TASK TO COMPLETE: In the listing below, identify each line with the word "déposés" and return those lines.

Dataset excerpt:
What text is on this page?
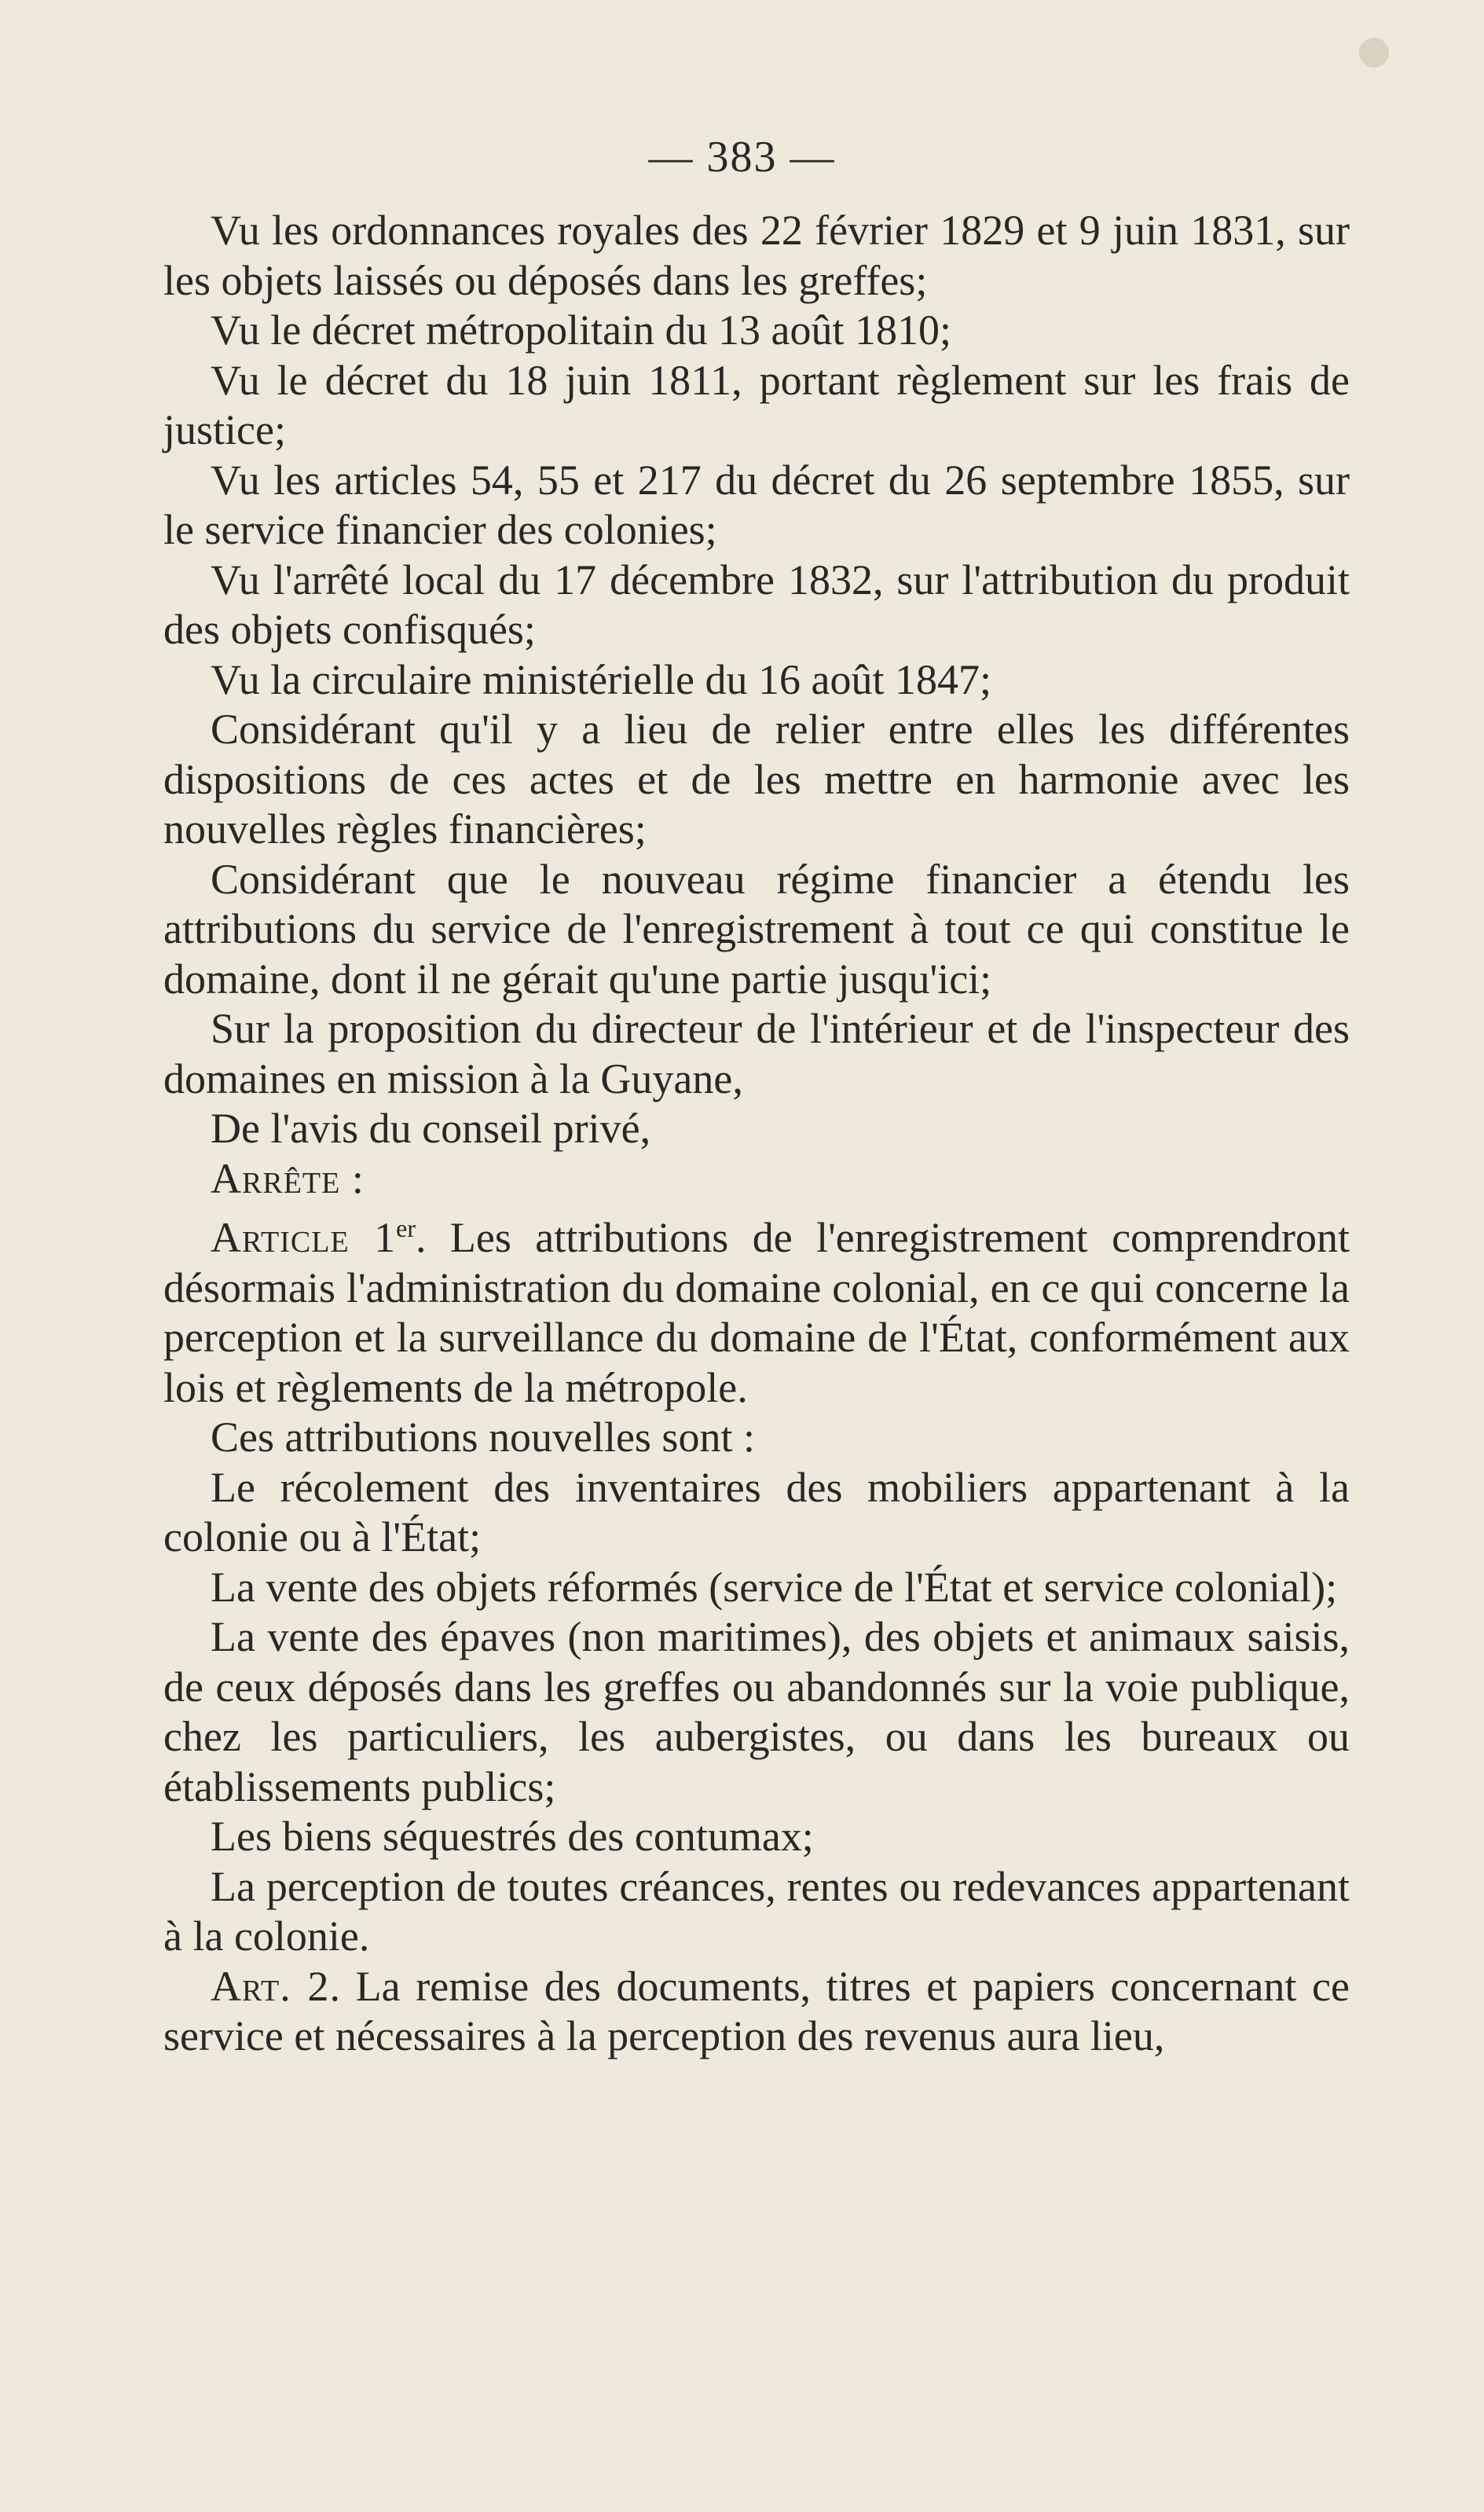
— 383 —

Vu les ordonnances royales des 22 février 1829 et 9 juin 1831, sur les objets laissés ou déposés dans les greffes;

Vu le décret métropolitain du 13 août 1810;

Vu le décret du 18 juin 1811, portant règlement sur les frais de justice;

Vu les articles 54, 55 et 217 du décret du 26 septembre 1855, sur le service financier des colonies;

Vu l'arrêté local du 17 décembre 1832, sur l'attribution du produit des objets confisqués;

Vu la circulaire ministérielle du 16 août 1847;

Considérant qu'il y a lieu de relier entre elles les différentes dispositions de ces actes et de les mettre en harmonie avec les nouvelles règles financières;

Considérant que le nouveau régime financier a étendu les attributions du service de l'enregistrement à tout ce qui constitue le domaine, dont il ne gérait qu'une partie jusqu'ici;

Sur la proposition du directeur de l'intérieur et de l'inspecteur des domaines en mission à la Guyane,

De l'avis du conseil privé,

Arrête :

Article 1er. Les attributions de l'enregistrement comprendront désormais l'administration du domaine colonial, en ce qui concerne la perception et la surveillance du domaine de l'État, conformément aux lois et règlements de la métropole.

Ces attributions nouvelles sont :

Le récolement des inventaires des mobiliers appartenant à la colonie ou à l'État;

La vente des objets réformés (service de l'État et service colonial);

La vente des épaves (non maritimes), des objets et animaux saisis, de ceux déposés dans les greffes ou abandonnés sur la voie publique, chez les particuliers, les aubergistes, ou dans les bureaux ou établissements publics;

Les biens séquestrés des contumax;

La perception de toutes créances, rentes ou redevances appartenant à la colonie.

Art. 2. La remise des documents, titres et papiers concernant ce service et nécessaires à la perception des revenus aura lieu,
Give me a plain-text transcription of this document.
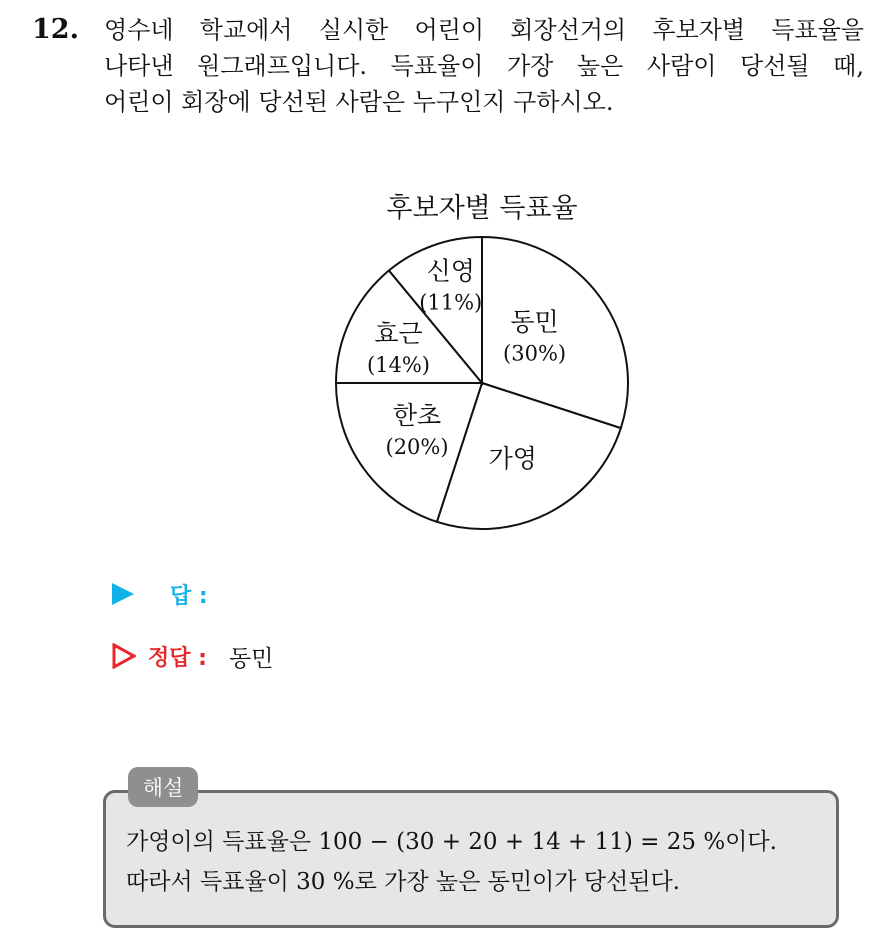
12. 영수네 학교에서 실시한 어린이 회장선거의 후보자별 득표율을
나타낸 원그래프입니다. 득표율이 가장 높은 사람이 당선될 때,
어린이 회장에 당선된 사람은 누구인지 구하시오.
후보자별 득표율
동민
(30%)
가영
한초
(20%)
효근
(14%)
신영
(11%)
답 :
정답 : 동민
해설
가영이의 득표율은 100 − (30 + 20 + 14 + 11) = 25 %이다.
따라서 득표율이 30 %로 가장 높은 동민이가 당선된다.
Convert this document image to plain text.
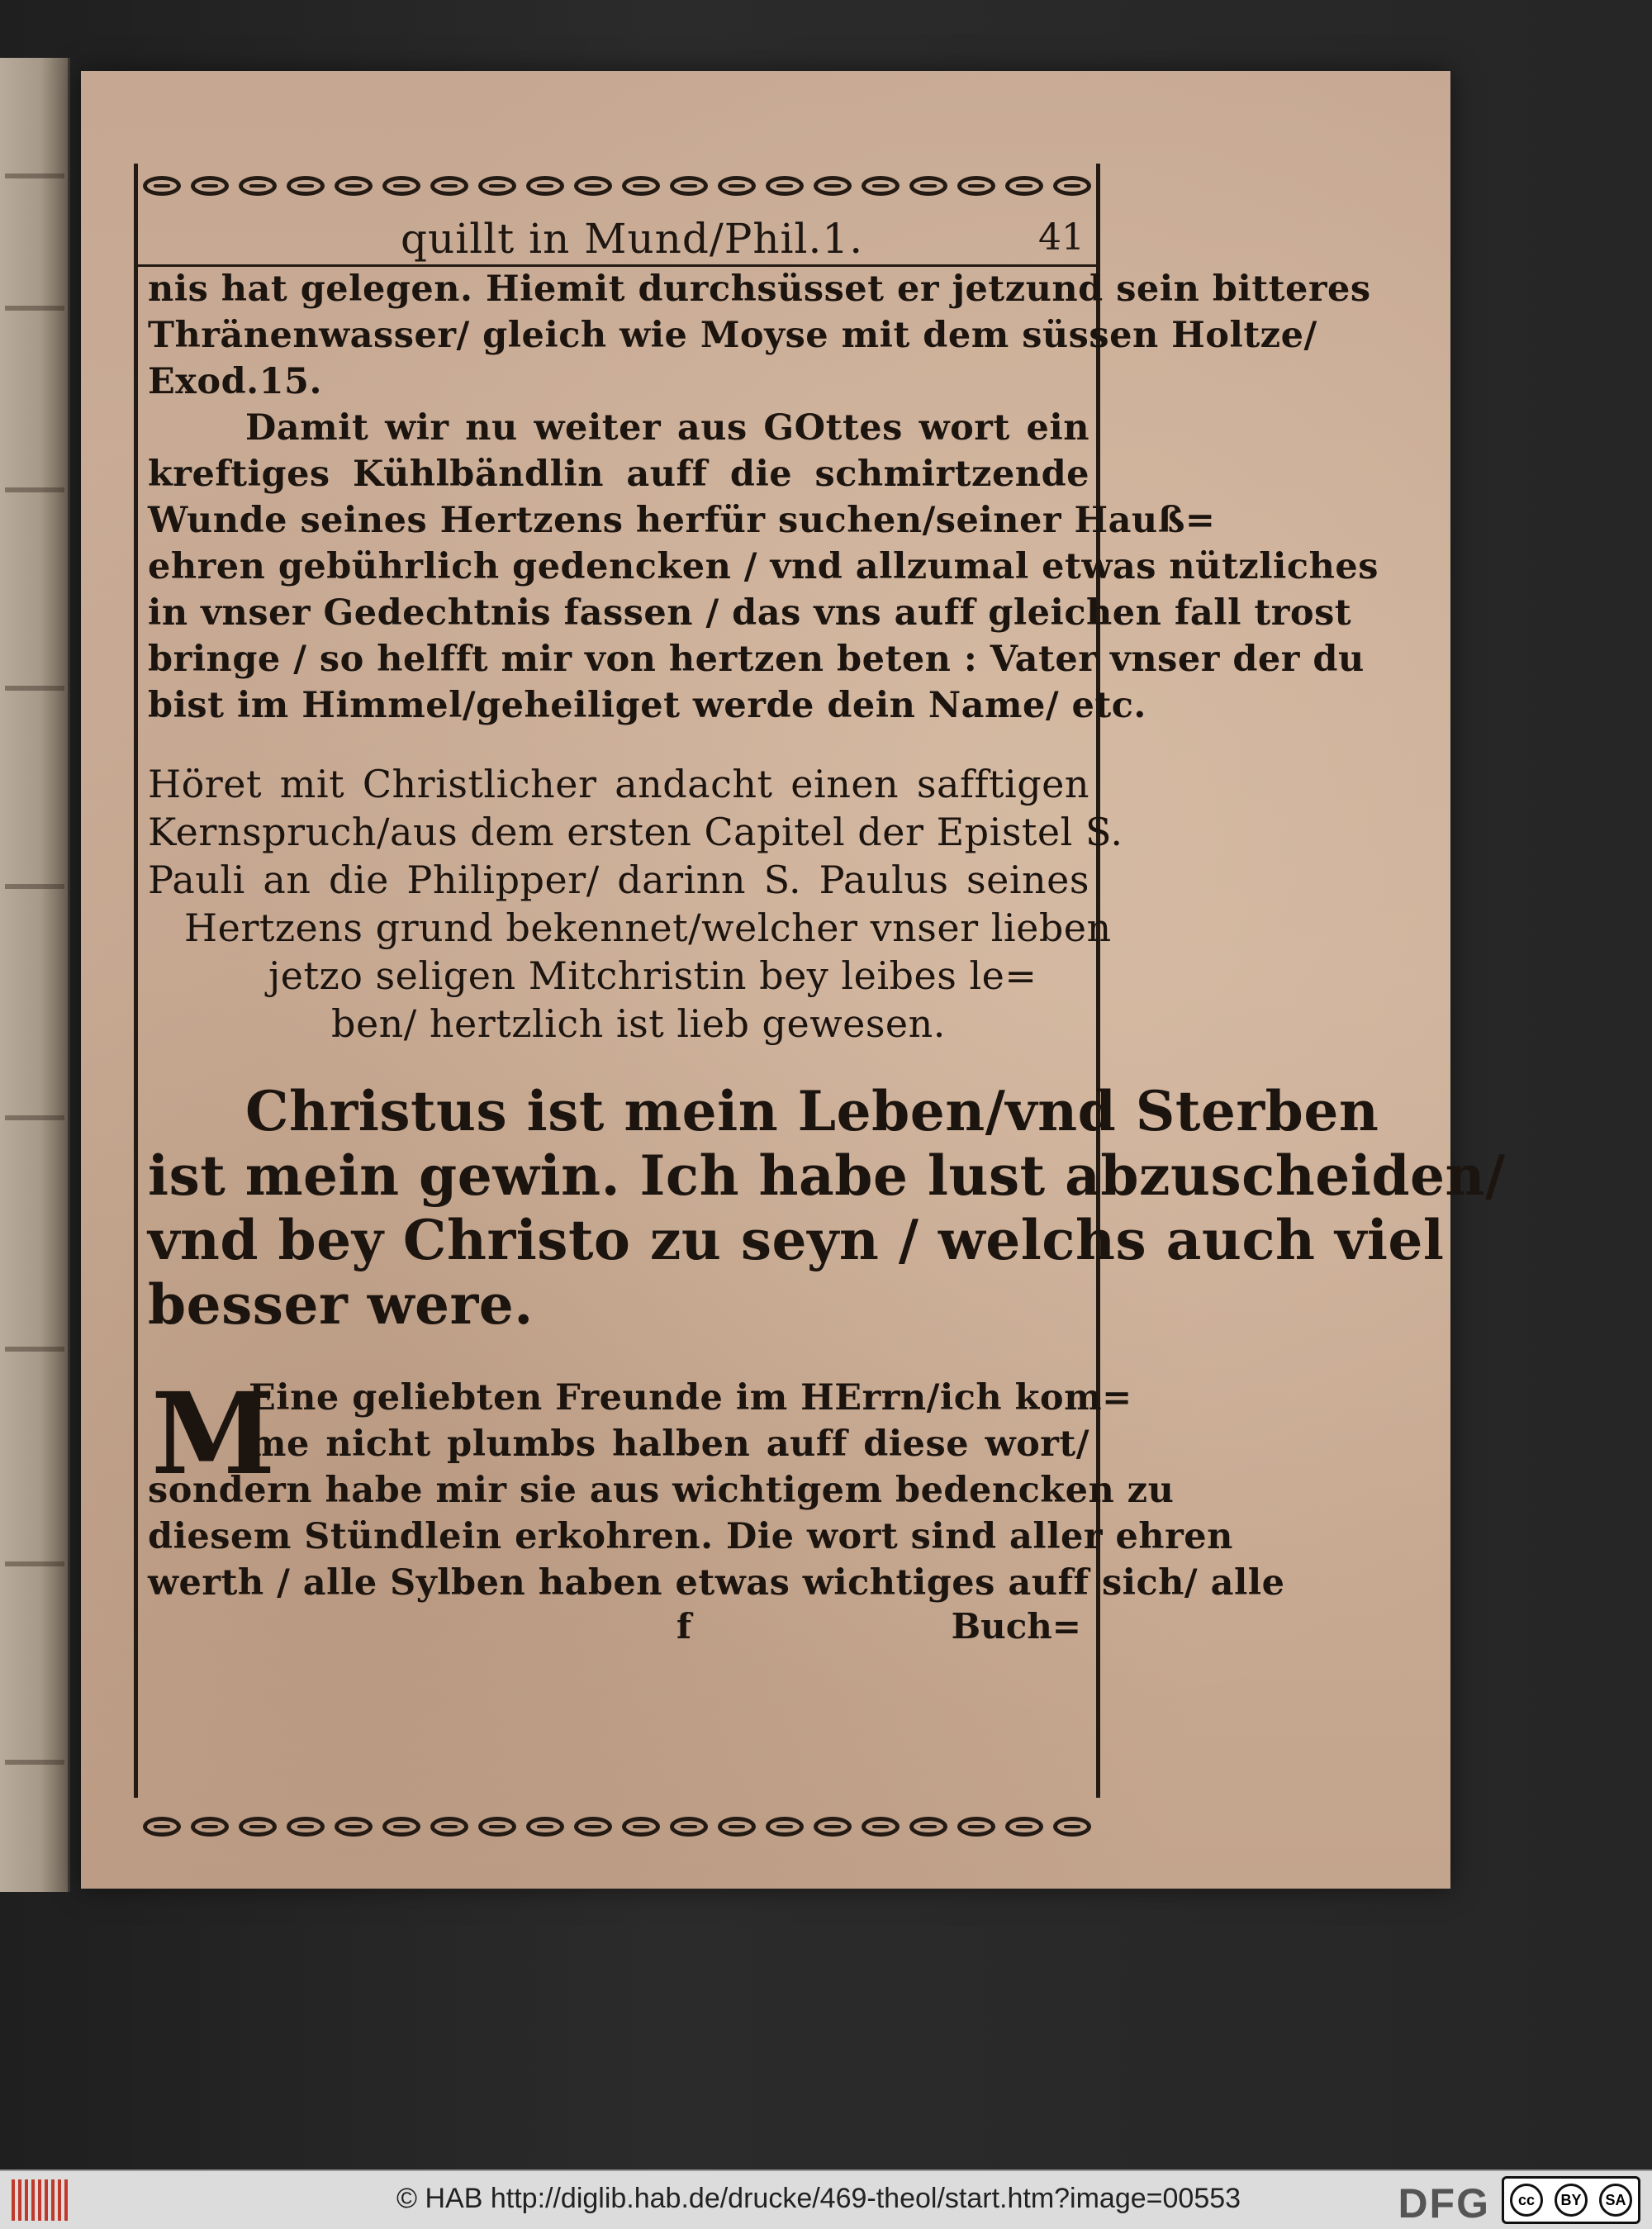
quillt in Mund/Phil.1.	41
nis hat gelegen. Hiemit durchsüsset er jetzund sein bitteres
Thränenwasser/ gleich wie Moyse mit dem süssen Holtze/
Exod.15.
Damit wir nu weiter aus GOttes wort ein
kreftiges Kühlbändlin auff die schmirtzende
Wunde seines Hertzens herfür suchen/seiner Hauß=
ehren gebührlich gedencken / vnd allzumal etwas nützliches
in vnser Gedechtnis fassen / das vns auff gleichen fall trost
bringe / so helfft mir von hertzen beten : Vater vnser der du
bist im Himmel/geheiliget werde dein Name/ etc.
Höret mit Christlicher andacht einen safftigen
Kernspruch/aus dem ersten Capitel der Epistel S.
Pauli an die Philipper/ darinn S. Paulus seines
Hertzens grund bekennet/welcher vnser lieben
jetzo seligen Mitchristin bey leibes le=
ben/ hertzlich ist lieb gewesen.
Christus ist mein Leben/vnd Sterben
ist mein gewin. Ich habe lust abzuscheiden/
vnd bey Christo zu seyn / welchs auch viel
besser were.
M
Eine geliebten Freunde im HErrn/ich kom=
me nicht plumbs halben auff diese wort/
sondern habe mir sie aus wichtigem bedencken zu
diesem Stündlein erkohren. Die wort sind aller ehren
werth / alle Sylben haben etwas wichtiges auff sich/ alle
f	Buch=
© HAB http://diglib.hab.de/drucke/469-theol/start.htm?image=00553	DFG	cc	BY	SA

OUTPUT OF THE EXERCISE:
Vu les ordonnances royales des 22 février 1829 et 9 juin 1831, sur les objets laissés ou déposés dans les greffes;
La vente des épaves (non maritimes), des objets et animaux saisis, de ceux déposés dans les greffes ou abandonnés sur la voie publique, chez les particuliers, les aubergistes, ou dans les bureaux ou établissements publics;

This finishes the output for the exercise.